#### Data
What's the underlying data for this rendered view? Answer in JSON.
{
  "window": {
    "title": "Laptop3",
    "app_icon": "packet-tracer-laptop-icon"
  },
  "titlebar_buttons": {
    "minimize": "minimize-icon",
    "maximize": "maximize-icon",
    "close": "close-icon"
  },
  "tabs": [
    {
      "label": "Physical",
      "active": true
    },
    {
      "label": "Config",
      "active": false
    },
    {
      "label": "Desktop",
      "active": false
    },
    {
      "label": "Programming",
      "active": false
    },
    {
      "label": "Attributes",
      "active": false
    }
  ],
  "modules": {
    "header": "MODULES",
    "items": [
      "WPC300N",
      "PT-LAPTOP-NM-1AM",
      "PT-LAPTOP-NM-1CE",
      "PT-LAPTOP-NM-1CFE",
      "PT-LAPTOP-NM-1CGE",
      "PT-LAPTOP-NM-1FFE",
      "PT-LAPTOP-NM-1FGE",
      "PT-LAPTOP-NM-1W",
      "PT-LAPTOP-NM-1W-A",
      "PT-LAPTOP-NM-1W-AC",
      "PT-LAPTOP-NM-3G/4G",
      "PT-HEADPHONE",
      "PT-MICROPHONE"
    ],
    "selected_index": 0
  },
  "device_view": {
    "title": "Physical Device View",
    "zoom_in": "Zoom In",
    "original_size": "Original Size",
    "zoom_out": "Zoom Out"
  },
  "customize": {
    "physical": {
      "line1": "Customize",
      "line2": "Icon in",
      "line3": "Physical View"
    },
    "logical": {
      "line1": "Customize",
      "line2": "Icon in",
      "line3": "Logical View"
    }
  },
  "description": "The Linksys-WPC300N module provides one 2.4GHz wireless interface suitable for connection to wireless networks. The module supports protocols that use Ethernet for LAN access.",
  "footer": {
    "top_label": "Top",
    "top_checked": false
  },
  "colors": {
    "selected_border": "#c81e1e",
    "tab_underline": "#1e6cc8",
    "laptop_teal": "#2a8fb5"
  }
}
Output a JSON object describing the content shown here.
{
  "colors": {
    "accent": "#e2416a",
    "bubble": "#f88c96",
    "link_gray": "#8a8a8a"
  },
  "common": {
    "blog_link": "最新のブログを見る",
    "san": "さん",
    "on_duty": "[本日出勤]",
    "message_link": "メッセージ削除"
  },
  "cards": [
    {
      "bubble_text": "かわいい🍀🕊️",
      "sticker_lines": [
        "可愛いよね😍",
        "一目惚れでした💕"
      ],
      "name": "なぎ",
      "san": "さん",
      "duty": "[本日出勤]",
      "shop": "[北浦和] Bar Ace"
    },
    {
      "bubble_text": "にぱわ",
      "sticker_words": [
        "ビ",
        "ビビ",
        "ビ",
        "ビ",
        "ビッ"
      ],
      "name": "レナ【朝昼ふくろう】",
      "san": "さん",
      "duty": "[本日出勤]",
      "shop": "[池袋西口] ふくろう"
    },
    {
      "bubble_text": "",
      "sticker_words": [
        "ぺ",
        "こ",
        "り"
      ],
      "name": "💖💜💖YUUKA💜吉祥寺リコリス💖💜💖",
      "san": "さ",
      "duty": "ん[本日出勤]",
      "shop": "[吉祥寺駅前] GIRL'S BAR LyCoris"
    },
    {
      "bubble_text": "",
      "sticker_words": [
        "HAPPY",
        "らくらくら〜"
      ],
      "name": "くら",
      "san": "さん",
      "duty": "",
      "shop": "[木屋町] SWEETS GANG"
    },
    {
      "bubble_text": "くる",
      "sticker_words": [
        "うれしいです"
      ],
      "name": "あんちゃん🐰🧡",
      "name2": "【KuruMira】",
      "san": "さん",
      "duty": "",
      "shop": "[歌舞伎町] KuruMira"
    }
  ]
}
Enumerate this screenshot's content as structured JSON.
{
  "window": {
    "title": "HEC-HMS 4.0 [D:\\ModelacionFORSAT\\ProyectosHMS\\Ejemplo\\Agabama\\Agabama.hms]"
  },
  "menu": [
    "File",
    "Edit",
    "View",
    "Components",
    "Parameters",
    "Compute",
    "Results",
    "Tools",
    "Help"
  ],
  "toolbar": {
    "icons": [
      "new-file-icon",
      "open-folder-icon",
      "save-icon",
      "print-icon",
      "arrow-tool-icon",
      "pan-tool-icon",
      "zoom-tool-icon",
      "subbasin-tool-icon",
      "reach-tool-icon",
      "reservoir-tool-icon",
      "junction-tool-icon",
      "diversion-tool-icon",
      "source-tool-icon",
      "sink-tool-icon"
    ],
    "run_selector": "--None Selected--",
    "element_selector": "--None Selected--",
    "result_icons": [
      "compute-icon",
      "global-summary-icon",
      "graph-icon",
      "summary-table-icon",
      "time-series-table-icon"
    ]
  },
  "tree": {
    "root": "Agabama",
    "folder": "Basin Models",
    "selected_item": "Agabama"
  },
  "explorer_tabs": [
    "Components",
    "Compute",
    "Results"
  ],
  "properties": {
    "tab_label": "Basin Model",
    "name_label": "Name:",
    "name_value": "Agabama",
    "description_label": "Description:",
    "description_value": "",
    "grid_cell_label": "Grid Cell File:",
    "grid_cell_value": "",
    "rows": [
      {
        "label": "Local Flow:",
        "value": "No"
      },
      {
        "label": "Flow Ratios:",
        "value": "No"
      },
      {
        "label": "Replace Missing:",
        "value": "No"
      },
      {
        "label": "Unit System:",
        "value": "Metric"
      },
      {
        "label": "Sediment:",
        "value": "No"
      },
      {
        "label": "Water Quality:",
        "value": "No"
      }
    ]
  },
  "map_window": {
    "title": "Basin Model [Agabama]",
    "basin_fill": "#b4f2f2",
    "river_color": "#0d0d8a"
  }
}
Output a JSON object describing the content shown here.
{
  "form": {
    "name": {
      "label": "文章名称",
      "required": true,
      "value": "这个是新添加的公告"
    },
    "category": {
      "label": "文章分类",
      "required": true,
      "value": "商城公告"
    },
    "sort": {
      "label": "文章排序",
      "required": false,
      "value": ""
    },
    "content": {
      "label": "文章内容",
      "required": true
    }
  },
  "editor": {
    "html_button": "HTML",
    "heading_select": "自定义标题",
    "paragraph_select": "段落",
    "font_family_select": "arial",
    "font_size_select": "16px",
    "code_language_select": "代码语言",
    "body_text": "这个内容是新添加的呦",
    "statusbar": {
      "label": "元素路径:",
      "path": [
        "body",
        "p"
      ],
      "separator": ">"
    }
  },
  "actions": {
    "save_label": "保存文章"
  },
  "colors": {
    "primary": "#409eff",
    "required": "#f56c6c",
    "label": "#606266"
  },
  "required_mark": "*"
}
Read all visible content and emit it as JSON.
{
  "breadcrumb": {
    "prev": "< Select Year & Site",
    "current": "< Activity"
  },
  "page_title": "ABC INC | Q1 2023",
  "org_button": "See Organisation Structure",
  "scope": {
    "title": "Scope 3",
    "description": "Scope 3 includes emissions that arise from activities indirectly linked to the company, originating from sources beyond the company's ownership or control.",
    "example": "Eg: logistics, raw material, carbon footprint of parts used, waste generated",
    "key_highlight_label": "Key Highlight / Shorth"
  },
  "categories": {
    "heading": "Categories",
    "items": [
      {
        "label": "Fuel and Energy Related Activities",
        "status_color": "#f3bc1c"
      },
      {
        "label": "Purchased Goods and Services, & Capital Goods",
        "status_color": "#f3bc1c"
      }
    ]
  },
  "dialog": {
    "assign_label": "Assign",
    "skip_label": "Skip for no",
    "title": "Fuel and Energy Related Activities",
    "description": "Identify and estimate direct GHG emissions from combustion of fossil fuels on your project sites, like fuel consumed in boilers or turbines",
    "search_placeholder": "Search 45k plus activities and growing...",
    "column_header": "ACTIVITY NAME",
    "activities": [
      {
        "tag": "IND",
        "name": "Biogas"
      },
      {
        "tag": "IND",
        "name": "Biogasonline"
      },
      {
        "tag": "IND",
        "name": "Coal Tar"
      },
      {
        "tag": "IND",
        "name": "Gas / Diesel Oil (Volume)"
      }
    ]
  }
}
########
# Challenge:
Return all lines with the word "本日出勤" in them.

# Task response:
    "on_duty": "[本日出勤]",
      "duty": "[本日出勤]",
      "duty": "[本日出勤]",
      "duty": "ん[本日出勤]",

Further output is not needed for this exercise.